» **GIVEN INFORMATION**

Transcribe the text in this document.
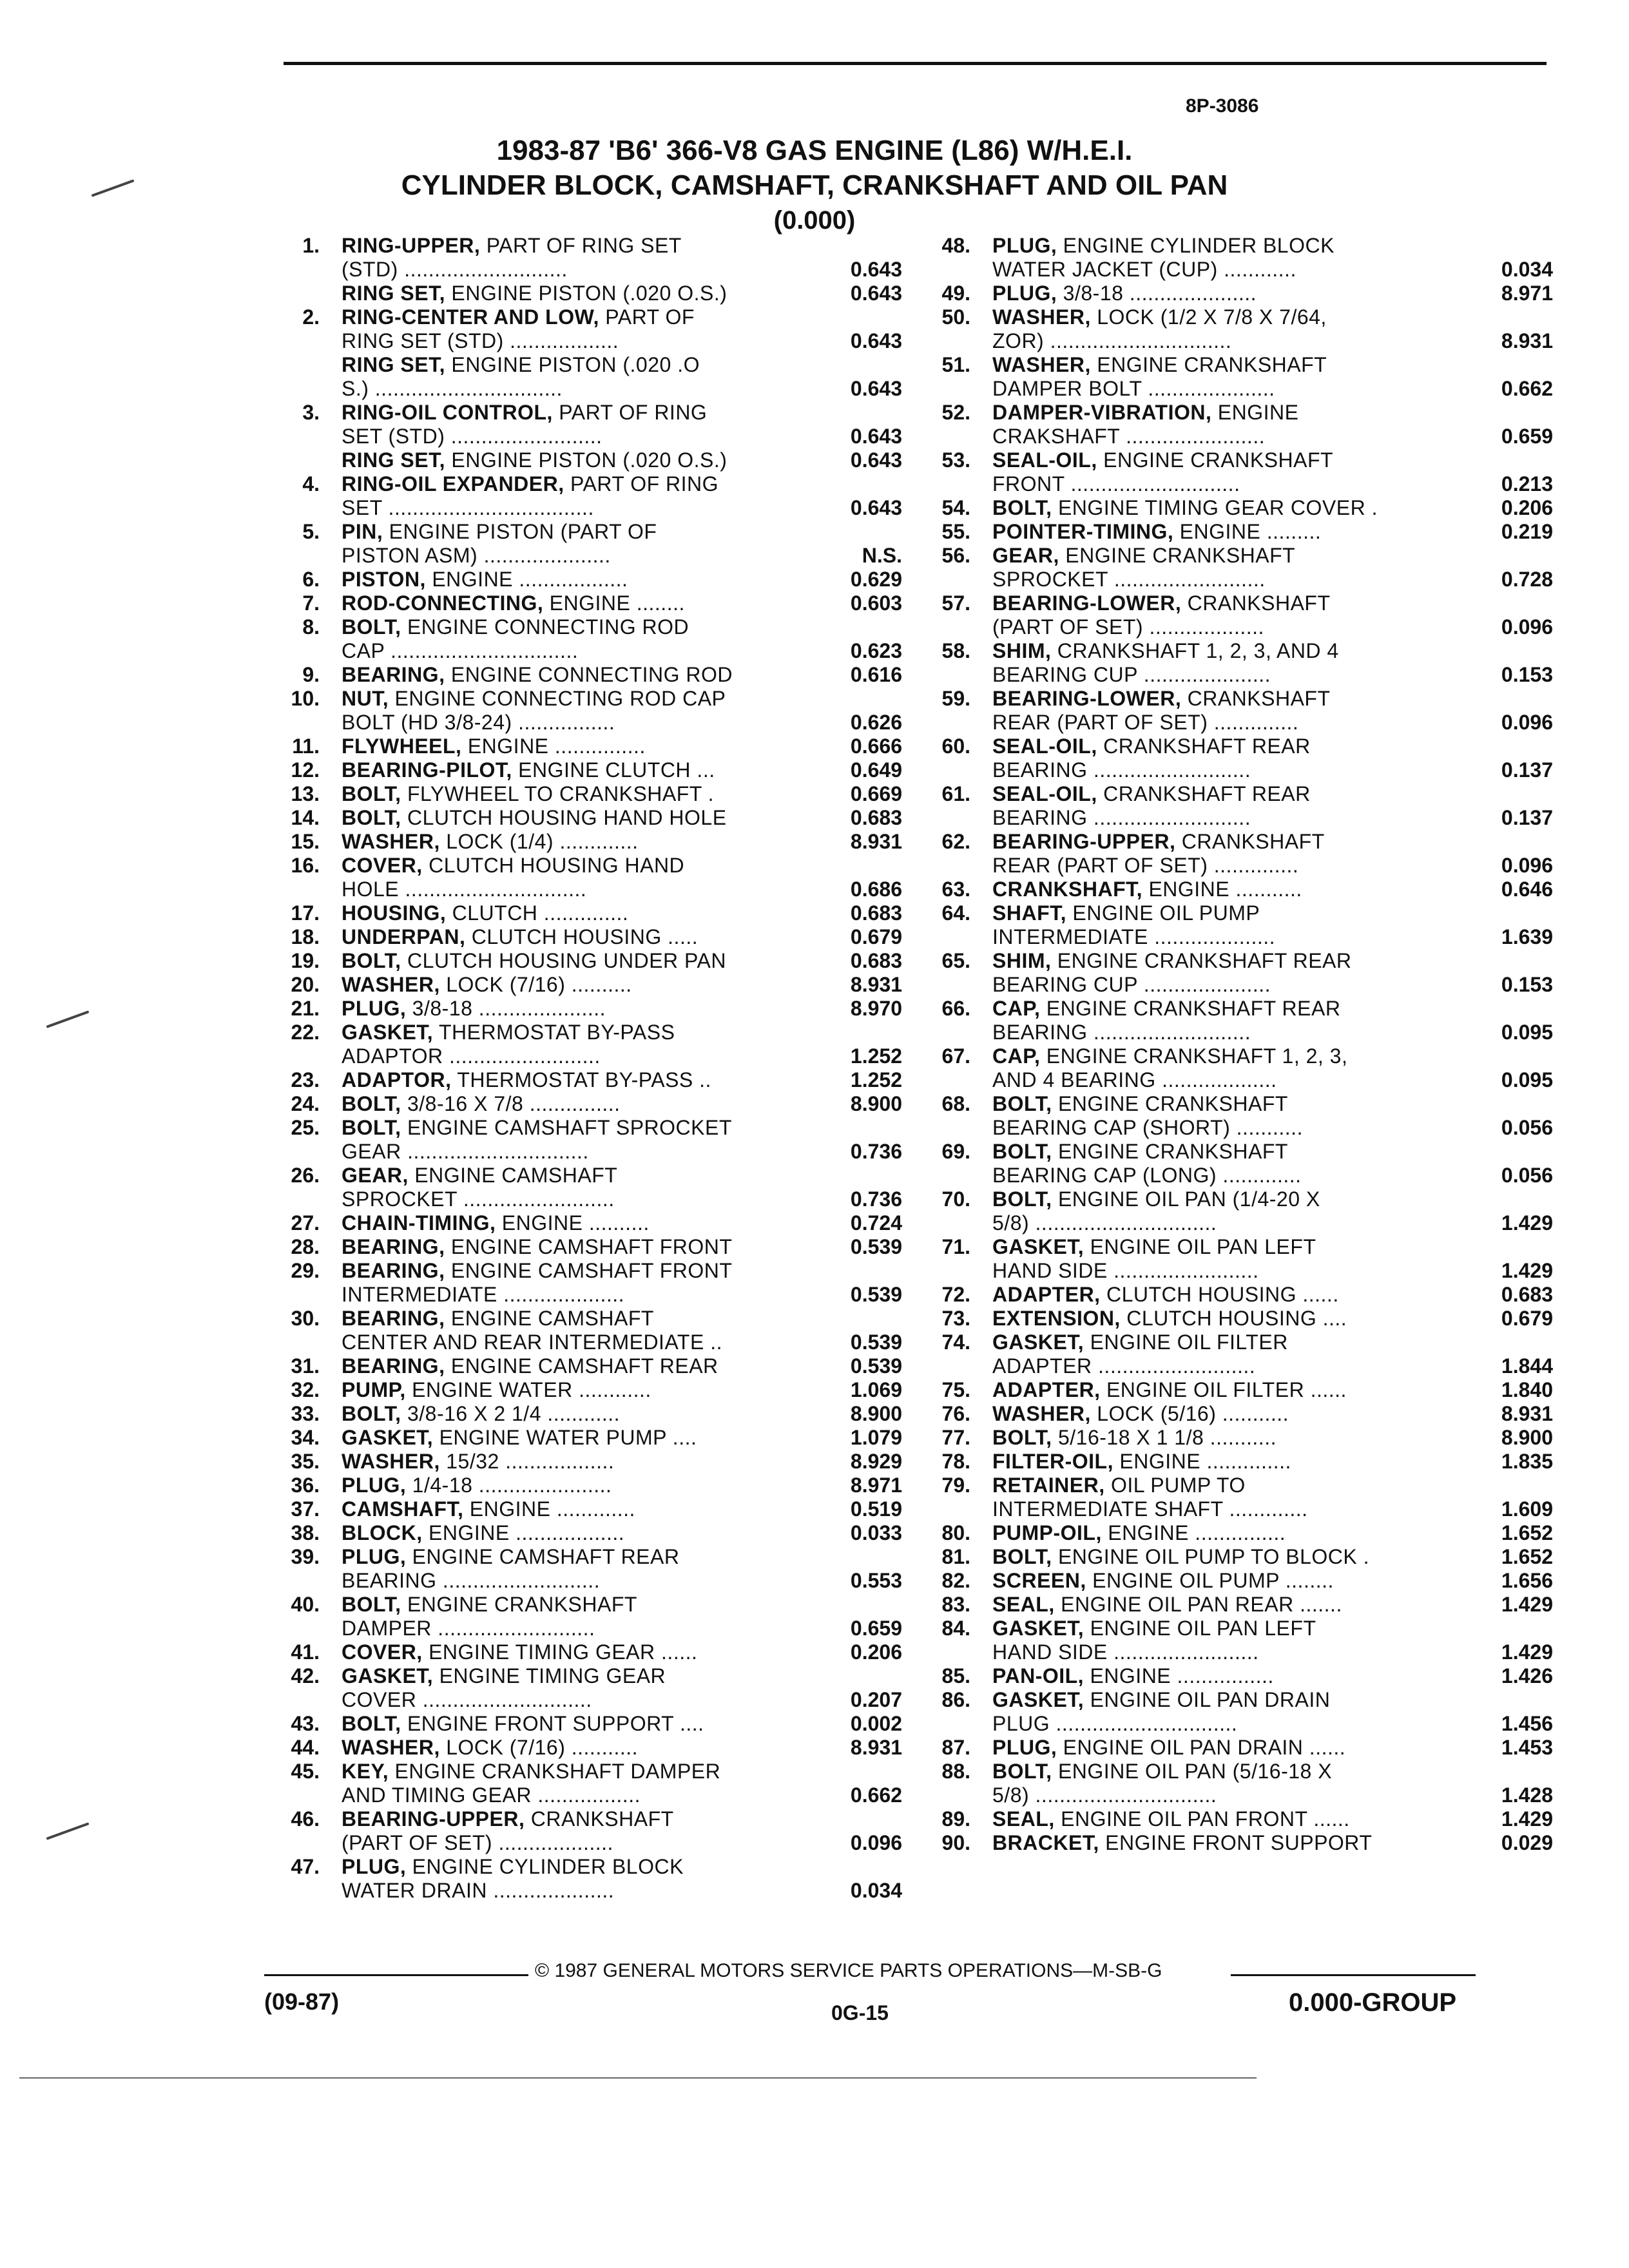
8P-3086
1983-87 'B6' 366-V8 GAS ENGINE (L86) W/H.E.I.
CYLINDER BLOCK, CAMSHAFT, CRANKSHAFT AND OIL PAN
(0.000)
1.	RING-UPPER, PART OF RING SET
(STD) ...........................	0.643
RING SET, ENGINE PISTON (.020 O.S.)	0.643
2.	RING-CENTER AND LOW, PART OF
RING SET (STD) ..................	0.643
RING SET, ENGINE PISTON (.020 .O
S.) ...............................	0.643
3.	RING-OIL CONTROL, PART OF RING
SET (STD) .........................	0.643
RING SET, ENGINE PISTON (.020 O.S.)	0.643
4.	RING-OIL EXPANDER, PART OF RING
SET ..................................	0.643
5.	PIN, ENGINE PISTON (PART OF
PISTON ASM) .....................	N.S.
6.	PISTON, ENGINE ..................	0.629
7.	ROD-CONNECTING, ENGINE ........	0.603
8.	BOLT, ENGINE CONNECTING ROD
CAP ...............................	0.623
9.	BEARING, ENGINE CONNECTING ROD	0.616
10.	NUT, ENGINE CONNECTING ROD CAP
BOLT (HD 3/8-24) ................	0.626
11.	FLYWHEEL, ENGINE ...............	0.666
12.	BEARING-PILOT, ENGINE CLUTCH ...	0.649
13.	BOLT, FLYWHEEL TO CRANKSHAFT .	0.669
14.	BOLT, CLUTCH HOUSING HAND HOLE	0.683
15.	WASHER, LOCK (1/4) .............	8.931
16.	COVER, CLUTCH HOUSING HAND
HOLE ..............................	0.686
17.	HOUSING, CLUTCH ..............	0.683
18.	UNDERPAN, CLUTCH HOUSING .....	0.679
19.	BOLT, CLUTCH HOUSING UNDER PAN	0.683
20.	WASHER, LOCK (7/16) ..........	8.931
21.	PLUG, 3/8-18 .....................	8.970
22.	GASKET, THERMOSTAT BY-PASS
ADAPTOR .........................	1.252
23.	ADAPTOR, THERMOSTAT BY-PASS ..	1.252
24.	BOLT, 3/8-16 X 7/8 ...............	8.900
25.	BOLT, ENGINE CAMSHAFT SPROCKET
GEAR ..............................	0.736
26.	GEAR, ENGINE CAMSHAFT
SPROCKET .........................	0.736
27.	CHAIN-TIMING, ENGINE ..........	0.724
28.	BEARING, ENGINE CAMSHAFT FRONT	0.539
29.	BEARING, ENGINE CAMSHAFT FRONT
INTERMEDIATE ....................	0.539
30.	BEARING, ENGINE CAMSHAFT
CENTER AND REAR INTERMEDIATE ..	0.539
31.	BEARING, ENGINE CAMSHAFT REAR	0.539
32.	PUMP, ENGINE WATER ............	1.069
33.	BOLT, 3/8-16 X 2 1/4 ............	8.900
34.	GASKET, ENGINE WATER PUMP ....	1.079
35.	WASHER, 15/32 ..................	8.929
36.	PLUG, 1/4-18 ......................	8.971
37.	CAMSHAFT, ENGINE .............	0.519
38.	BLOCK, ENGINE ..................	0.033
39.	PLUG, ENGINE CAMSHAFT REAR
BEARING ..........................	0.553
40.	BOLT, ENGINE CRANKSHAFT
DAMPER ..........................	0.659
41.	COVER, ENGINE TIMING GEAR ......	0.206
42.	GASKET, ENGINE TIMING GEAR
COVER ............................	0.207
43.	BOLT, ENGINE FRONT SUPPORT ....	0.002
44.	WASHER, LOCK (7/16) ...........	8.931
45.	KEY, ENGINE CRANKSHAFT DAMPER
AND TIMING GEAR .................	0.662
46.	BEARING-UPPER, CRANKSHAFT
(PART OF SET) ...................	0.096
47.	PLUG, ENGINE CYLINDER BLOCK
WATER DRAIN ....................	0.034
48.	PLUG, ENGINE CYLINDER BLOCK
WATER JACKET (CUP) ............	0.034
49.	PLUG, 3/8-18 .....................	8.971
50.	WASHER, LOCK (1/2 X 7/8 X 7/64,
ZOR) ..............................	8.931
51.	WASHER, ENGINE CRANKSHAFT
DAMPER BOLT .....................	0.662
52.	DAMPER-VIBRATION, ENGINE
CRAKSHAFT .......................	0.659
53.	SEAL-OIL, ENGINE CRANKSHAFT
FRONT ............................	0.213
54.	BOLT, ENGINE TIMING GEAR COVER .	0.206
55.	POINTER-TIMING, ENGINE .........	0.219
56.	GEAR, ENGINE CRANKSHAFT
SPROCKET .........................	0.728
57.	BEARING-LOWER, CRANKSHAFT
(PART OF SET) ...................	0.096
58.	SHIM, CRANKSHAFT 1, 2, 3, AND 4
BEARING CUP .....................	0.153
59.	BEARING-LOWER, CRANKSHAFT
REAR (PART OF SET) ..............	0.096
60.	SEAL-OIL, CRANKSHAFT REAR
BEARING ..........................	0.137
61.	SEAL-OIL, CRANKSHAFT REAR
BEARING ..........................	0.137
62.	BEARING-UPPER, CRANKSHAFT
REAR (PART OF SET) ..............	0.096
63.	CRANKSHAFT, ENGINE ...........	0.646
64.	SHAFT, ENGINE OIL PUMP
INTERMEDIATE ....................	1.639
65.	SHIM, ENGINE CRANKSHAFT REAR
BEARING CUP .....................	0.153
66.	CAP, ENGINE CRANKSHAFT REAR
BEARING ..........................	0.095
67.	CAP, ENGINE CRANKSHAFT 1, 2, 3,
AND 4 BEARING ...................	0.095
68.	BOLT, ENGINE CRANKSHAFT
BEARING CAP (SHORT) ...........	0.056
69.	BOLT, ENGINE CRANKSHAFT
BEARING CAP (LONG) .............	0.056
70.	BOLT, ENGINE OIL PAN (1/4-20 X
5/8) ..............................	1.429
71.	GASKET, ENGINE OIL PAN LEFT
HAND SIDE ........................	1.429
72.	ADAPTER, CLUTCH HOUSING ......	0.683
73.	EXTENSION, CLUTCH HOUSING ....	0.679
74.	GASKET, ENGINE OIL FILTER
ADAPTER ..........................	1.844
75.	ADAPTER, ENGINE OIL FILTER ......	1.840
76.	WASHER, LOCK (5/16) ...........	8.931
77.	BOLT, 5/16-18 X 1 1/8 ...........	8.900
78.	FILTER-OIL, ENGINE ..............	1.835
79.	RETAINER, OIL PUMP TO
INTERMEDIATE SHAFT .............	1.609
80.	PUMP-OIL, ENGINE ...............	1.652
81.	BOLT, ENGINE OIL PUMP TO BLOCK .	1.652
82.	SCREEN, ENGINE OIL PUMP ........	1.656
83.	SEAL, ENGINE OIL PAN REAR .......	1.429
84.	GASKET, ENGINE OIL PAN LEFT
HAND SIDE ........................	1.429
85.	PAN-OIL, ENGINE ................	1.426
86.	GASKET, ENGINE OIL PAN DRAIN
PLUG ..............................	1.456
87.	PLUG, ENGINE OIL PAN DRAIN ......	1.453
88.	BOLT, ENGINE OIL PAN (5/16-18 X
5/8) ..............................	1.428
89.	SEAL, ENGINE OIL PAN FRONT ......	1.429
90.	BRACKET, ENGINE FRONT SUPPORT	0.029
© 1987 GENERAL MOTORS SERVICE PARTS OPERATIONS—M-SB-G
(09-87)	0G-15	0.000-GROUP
--
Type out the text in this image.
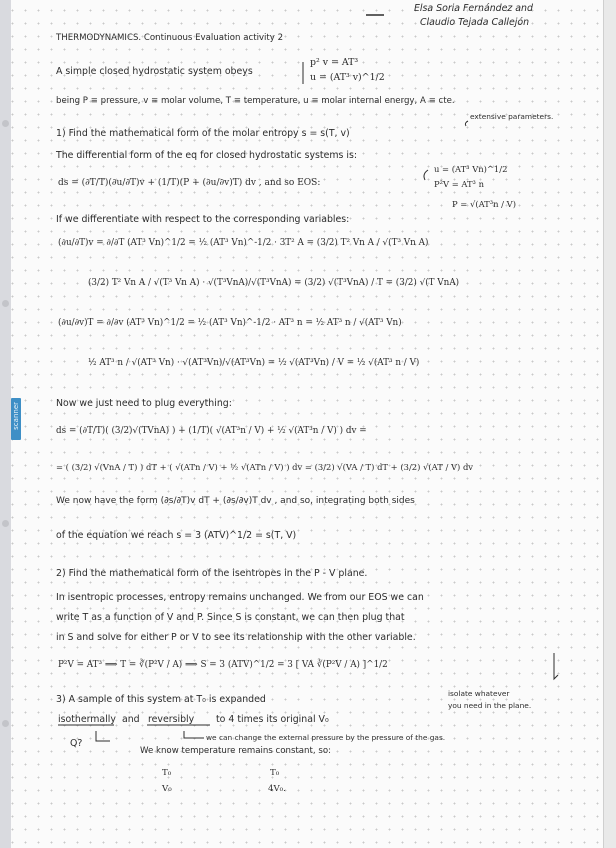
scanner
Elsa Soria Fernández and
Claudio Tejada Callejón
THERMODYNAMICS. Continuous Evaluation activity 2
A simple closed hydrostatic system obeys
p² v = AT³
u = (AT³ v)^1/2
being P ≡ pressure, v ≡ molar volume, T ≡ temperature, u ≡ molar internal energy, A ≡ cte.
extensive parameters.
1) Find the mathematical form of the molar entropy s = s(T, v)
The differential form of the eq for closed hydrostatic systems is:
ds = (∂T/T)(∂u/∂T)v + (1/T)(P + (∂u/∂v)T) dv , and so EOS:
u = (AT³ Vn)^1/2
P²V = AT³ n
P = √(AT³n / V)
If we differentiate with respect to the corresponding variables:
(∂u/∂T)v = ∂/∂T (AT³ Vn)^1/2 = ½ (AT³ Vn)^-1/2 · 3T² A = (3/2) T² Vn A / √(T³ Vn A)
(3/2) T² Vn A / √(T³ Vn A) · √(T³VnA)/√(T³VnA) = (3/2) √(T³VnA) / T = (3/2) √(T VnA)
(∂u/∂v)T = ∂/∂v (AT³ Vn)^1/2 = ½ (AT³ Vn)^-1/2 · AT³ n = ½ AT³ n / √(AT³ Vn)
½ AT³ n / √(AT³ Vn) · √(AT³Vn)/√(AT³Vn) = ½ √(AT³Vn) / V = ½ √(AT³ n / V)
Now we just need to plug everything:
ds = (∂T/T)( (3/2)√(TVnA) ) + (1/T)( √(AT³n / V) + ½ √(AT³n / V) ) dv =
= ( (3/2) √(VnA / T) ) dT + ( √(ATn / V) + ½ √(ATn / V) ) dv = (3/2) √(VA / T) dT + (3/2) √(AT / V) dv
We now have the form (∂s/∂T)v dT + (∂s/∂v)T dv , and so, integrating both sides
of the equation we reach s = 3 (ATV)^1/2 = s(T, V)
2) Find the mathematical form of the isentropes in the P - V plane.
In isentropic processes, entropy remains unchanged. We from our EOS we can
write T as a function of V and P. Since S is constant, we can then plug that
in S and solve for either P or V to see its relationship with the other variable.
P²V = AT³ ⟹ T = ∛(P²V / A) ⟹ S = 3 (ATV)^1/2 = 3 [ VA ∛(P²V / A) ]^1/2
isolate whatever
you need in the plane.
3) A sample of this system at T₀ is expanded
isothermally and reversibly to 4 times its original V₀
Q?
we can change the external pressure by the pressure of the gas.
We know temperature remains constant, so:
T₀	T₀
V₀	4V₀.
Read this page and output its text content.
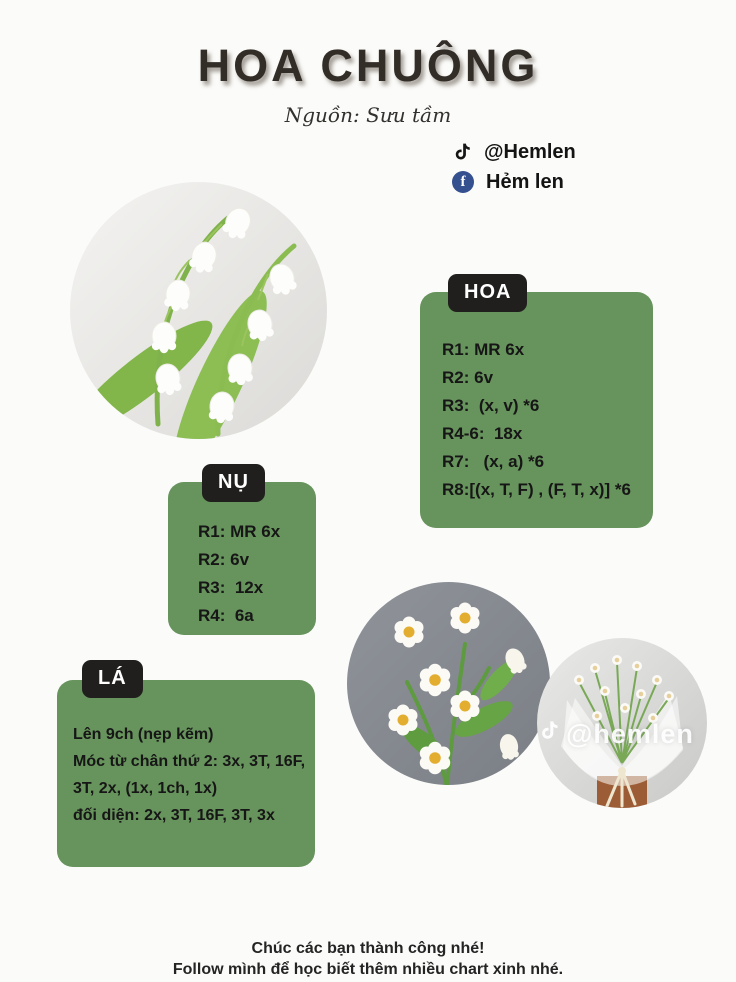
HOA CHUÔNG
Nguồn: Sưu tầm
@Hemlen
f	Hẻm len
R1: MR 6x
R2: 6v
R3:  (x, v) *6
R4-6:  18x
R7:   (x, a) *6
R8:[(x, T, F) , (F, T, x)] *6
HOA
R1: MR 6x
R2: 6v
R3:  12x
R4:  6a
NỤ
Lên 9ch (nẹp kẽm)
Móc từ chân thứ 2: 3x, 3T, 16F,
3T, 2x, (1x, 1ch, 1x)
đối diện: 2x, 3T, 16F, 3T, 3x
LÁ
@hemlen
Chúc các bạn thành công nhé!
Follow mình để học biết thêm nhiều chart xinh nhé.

» **EXERCISE DETAILS**
Gather each line in the data that holds the string "Find".

» **OUTPUT OF THE EXERCISE**
1) Find the mathematical form of the molar entropy s = s(T, v)
2) Find the mathematical form of the isentropes in the P - V plane.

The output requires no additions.